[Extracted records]

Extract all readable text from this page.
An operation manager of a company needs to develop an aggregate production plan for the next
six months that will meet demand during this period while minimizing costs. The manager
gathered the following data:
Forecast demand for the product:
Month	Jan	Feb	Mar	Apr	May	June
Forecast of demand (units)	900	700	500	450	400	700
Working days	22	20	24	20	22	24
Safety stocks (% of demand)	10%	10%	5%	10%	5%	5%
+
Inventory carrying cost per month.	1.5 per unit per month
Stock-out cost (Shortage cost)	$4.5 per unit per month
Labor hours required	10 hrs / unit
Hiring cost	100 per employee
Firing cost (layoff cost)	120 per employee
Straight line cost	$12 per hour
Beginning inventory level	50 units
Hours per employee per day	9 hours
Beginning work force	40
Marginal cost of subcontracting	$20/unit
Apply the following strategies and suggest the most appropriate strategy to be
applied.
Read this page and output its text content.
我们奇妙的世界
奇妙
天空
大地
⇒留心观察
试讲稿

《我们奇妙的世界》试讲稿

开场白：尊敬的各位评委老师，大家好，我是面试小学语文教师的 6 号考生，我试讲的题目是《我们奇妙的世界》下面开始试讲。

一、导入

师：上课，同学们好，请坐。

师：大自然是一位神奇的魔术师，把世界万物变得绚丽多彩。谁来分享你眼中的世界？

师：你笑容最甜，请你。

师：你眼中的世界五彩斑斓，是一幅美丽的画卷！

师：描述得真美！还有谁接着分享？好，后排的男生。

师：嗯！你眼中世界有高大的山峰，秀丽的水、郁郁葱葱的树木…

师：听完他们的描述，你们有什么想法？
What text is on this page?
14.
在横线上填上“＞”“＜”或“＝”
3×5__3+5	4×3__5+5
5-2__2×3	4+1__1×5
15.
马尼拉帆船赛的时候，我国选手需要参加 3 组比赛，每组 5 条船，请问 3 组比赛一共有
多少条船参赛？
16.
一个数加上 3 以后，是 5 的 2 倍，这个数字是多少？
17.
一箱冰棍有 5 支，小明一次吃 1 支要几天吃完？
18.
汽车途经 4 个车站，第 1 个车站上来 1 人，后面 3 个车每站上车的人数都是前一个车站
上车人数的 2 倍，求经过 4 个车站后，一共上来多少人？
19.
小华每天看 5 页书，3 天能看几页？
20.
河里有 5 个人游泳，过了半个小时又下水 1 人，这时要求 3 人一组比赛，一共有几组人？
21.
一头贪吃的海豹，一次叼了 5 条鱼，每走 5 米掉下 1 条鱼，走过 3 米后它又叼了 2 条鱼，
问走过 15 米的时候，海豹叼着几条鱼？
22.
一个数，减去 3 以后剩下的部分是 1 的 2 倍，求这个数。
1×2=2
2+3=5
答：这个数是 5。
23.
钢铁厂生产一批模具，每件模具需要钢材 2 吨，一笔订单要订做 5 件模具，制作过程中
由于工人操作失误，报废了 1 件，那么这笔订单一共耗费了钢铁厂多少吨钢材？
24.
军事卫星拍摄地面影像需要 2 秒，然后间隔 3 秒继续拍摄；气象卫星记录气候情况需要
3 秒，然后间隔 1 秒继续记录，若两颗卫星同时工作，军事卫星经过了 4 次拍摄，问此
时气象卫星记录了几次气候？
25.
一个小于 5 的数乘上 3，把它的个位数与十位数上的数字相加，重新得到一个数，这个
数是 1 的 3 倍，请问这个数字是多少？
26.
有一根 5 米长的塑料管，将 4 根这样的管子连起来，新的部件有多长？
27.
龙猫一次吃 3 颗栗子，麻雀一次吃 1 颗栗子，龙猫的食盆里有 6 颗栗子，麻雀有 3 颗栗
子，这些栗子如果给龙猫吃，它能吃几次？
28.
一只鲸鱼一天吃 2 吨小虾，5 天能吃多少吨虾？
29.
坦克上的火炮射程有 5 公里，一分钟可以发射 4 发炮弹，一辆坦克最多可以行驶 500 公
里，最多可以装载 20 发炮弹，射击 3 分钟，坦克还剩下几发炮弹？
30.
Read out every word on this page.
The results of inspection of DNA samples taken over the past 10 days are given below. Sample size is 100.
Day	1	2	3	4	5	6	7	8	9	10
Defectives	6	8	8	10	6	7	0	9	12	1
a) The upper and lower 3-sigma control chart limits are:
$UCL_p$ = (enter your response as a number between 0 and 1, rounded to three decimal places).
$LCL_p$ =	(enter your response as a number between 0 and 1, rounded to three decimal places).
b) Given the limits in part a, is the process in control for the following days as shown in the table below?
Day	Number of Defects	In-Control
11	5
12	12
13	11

--- Set task ---
Extract every entry in the listing word for word.

--- Response to this exercise ---
Extract all readable text from this page.
An operation manager of a company needs to develop an aggregate production plan for the next
six months that will meet demand during this period while minimizing costs. The manager
gathered the following data:
Forecast demand for the product:
Month	Jan	Feb	Mar	Apr	May	June
Forecast of demand (units)	900	700	500	450	400	700
Working days	22	20	24	20	22	24
Safety stocks (% of demand)	10%	10%	5%	10%	5%	5%
+
Inventory carrying cost per month.	1.5 per unit per month
Stock-out cost (Shortage cost)	$4.5 per unit per month
Labor hours required	10 hrs / unit
Hiring cost	100 per employee
Firing cost (layoff cost)	120 per employee
Straight line cost	$12 per hour
Beginning inventory level	50 units
Hours per employee per day	9 hours
Beginning work force	40
Marginal cost of subcontracting	$20/unit
Apply the following strategies and suggest the most appropriate strategy to be
applied.
Read this page and output its text content.
我们奇妙的世界
奇妙
天空
大地
⇒留心观察
试讲稿

《我们奇妙的世界》试讲稿

开场白：尊敬的各位评委老师，大家好，我是面试小学语文教师的 6 号考生，我试讲的题目是《我们奇妙的世界》下面开始试讲。

一、导入

师：上课，同学们好，请坐。

师：大自然是一位神奇的魔术师，把世界万物变得绚丽多彩。谁来分享你眼中的世界？

师：你笑容最甜，请你。

师：你眼中的世界五彩斑斓，是一幅美丽的画卷！

师：描述得真美！还有谁接着分享？好，后排的男生。

师：嗯！你眼中世界有高大的山峰，秀丽的水、郁郁葱葱的树木…

师：听完他们的描述，你们有什么想法？
What text is on this page?
14.
在横线上填上“＞”“＜”或“＝”
3×5__3+5	4×3__5+5
5-2__2×3	4+1__1×5
15.
马尼拉帆船赛的时候，我国选手需要参加 3 组比赛，每组 5 条船，请问 3 组比赛一共有
多少条船参赛？
16.
一个数加上 3 以后，是 5 的 2 倍，这个数字是多少？
17.
一箱冰棍有 5 支，小明一次吃 1 支要几天吃完？
18.
汽车途经 4 个车站，第 1 个车站上来 1 人，后面 3 个车每站上车的人数都是前一个车站
上车人数的 2 倍，求经过 4 个车站后，一共上来多少人？
19.
小华每天看 5 页书，3 天能看几页？
20.
河里有 5 个人游泳，过了半个小时又下水 1 人，这时要求 3 人一组比赛，一共有几组人？
21.
一头贪吃的海豹，一次叼了 5 条鱼，每走 5 米掉下 1 条鱼，走过 3 米后它又叼了 2 条鱼，
问走过 15 米的时候，海豹叼着几条鱼？
22.
一个数，减去 3 以后剩下的部分是 1 的 2 倍，求这个数。
1×2=2
2+3=5
答：这个数是 5。
23.
钢铁厂生产一批模具，每件模具需要钢材 2 吨，一笔订单要订做 5 件模具，制作过程中
由于工人操作失误，报废了 1 件，那么这笔订单一共耗费了钢铁厂多少吨钢材？
24.
军事卫星拍摄地面影像需要 2 秒，然后间隔 3 秒继续拍摄；气象卫星记录气候情况需要
3 秒，然后间隔 1 秒继续记录，若两颗卫星同时工作，军事卫星经过了 4 次拍摄，问此
时气象卫星记录了几次气候？
25.
一个小于 5 的数乘上 3，把它的个位数与十位数上的数字相加，重新得到一个数，这个
数是 1 的 3 倍，请问这个数字是多少？
26.
有一根 5 米长的塑料管，将 4 根这样的管子连起来，新的部件有多长？
27.
龙猫一次吃 3 颗栗子，麻雀一次吃 1 颗栗子，龙猫的食盆里有 6 颗栗子，麻雀有 3 颗栗
子，这些栗子如果给龙猫吃，它能吃几次？
28.
一只鲸鱼一天吃 2 吨小虾，5 天能吃多少吨虾？
29.
坦克上的火炮射程有 5 公里，一分钟可以发射 4 发炮弹，一辆坦克最多可以行驶 500 公
里，最多可以装载 20 发炮弹，射击 3 分钟，坦克还剩下几发炮弹？
30.
Read out every word on this page.
The results of inspection of DNA samples taken over the past 10 days are given below. Sample size is 100.
Day	1	2	3	4	5	6	7	8	9	10
Defectives	6	8	8	10	6	7	0	9	12	1
a) The upper and lower 3-sigma control chart limits are:
$UCL_p$ = (enter your response as a number between 0 and 1, rounded to three decimal places).
$LCL_p$ =	(enter your response as a number between 0 and 1, rounded to three decimal places).
b) Given the limits in part a, is the process in control for the following days as shown in the table below?
Day	Number of Defects	In-Control
11	5
12	12
13	11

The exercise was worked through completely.